Task statement →
Report only the number of lines in this material that include the string "Positive".

++++ Provided data

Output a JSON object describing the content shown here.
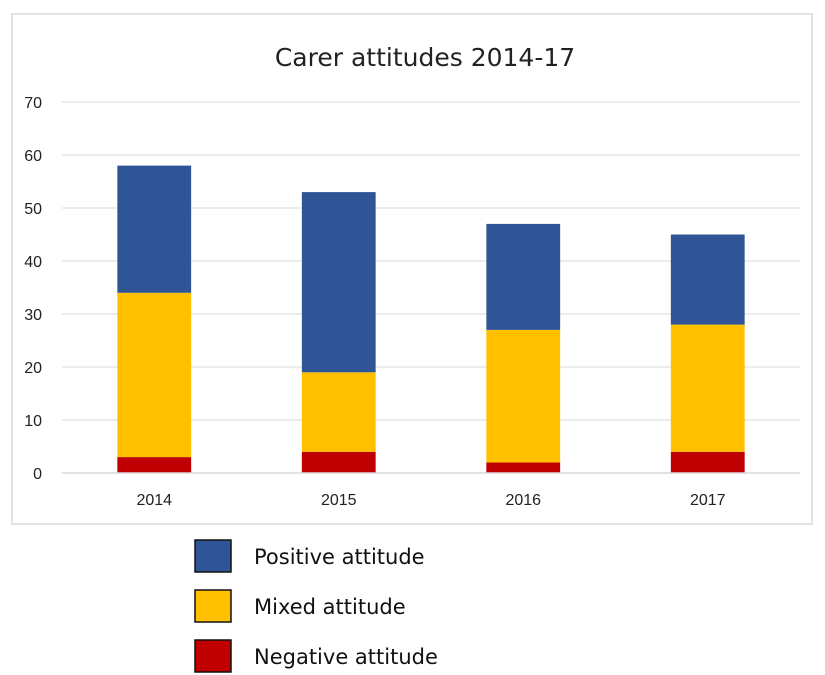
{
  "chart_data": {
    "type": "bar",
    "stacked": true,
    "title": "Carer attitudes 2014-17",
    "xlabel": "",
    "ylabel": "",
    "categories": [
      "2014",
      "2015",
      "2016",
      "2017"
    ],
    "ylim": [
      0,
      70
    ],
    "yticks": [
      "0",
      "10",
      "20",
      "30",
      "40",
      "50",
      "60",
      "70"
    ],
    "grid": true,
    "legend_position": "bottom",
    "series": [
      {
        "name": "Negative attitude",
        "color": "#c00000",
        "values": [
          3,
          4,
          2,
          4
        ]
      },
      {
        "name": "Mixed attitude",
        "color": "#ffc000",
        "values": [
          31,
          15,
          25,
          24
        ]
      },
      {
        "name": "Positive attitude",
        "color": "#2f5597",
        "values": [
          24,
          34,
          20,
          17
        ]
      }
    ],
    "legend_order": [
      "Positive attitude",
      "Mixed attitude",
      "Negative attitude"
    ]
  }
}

++++++++
++++ Provided data

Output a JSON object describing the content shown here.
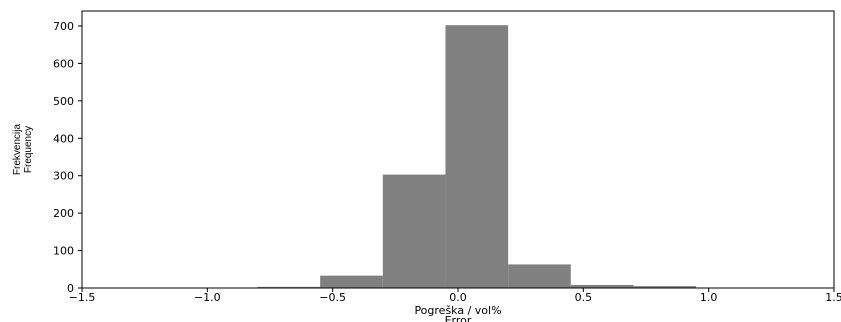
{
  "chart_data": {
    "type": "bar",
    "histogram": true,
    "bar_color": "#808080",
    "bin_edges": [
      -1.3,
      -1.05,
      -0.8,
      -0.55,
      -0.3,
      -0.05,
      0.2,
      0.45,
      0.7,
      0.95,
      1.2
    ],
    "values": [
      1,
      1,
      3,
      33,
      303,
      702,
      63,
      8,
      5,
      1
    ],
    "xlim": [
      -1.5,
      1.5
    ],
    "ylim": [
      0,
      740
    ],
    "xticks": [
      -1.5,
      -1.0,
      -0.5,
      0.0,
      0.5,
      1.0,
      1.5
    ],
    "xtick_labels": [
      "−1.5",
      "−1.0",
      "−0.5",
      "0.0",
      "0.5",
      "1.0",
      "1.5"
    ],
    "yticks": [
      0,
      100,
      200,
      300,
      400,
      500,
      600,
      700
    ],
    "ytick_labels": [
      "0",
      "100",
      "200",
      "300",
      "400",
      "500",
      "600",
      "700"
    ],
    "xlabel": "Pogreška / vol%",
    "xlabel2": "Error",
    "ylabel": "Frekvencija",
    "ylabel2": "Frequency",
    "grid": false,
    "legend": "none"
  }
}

++++++++
++++ Provided data

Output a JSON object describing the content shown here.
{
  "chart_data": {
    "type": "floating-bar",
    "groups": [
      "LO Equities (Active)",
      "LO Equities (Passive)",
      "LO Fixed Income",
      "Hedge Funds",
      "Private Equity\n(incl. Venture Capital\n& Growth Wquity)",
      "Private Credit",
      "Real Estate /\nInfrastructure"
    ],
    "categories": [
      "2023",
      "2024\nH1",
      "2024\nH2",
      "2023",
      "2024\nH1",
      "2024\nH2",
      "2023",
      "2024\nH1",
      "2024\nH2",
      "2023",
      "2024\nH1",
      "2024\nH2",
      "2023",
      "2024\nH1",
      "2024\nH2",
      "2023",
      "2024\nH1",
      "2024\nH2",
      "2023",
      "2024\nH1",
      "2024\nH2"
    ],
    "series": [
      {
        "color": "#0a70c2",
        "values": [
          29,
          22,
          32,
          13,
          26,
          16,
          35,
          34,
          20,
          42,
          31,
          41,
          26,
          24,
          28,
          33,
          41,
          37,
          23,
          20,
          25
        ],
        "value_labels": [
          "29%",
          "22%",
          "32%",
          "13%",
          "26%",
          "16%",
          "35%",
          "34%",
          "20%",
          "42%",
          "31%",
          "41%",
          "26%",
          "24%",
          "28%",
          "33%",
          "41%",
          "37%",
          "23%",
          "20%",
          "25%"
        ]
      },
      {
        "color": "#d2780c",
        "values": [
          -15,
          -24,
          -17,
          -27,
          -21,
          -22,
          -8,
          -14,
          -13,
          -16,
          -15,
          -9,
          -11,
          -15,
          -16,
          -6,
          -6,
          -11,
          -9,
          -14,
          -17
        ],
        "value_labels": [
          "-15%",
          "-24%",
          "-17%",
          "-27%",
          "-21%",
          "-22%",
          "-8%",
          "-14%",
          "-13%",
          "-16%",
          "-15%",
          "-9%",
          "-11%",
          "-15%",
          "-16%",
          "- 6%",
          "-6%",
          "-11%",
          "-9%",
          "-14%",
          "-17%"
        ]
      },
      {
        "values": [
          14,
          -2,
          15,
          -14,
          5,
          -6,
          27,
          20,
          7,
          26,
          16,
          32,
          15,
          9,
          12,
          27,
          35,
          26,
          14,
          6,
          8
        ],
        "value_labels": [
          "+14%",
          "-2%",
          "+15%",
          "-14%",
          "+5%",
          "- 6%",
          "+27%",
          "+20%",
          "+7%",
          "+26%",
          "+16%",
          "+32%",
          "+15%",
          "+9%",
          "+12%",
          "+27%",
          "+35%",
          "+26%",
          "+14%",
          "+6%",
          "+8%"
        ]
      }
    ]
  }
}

++++++++

Solved exercise →
2